--- Begin SUPPLIED RECORDS ---
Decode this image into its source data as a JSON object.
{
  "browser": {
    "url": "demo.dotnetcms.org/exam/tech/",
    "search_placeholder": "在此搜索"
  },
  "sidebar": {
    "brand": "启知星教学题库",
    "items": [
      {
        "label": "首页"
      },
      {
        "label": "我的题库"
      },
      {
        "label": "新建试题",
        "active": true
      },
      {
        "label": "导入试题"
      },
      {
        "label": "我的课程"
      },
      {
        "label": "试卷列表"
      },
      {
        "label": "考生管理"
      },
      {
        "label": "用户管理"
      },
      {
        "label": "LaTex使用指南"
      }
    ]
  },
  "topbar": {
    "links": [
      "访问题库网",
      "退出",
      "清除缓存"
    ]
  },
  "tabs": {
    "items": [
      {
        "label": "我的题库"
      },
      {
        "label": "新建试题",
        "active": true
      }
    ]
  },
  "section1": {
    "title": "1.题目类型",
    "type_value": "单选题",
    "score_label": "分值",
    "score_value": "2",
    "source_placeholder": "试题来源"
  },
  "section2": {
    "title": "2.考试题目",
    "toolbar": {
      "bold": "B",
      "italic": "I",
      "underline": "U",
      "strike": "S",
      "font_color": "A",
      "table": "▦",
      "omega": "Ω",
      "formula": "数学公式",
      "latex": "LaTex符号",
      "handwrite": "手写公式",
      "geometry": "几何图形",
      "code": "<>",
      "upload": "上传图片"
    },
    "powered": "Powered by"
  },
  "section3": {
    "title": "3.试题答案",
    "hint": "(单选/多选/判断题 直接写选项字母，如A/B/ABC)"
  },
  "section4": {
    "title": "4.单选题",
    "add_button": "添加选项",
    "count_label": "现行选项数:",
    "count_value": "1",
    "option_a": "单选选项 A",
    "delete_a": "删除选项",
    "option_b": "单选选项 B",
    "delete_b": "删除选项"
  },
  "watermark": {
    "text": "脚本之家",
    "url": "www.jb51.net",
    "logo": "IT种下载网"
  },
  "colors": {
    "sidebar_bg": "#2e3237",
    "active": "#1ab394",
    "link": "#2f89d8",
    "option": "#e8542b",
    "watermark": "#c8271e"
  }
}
--- End SUPPLIED RECORDS ---
Word for word, quote all of the data above.

■ FULL RESPONSE
Decode this image into its source data as a JSON object.
{
  "browser": {
    "url": "demo.dotnetcms.org/exam/tech/",
    "search_placeholder": "在此搜索"
  },
  "sidebar": {
    "brand": "启知星教学题库",
    "items": [
      {
        "label": "首页"
      },
      {
        "label": "我的题库"
      },
      {
        "label": "新建试题",
        "active": true
      },
      {
        "label": "导入试题"
      },
      {
        "label": "我的课程"
      },
      {
        "label": "试卷列表"
      },
      {
        "label": "考生管理"
      },
      {
        "label": "用户管理"
      },
      {
        "label": "LaTex使用指南"
      }
    ]
  },
  "topbar": {
    "links": [
      "访问题库网",
      "退出",
      "清除缓存"
    ]
  },
  "tabs": {
    "items": [
      {
        "label": "我的题库"
      },
      {
        "label": "新建试题",
        "active": true
      }
    ]
  },
  "section1": {
    "title": "1.题目类型",
    "type_value": "单选题",
    "score_label": "分值",
    "score_value": "2",
    "source_placeholder": "试题来源"
  },
  "section2": {
    "title": "2.考试题目",
    "toolbar": {
      "bold": "B",
      "italic": "I",
      "underline": "U",
      "strike": "S",
      "font_color": "A",
      "table": "▦",
      "omega": "Ω",
      "formula": "数学公式",
      "latex": "LaTex符号",
      "handwrite": "手写公式",
      "geometry": "几何图形",
      "code": "<>",
      "upload": "上传图片"
    },
    "powered": "Powered by"
  },
  "section3": {
    "title": "3.试题答案",
    "hint": "(单选/多选/判断题 直接写选项字母，如A/B/ABC)"
  },
  "section4": {
    "title": "4.单选题",
    "add_button": "添加选项",
    "count_label": "现行选项数:",
    "count_value": "1",
    "option_a": "单选选项 A",
    "delete_a": "删除选项",
    "option_b": "单选选项 B",
    "delete_b": "删除选项"
  },
  "watermark": {
    "text": "脚本之家",
    "url": "www.jb51.net",
    "logo": "IT种下载网"
  },
  "colors": {
    "sidebar_bg": "#2e3237",
    "active": "#1ab394",
    "link": "#2f89d8",
    "option": "#e8542b",
    "watermark": "#c8271e"
  }
}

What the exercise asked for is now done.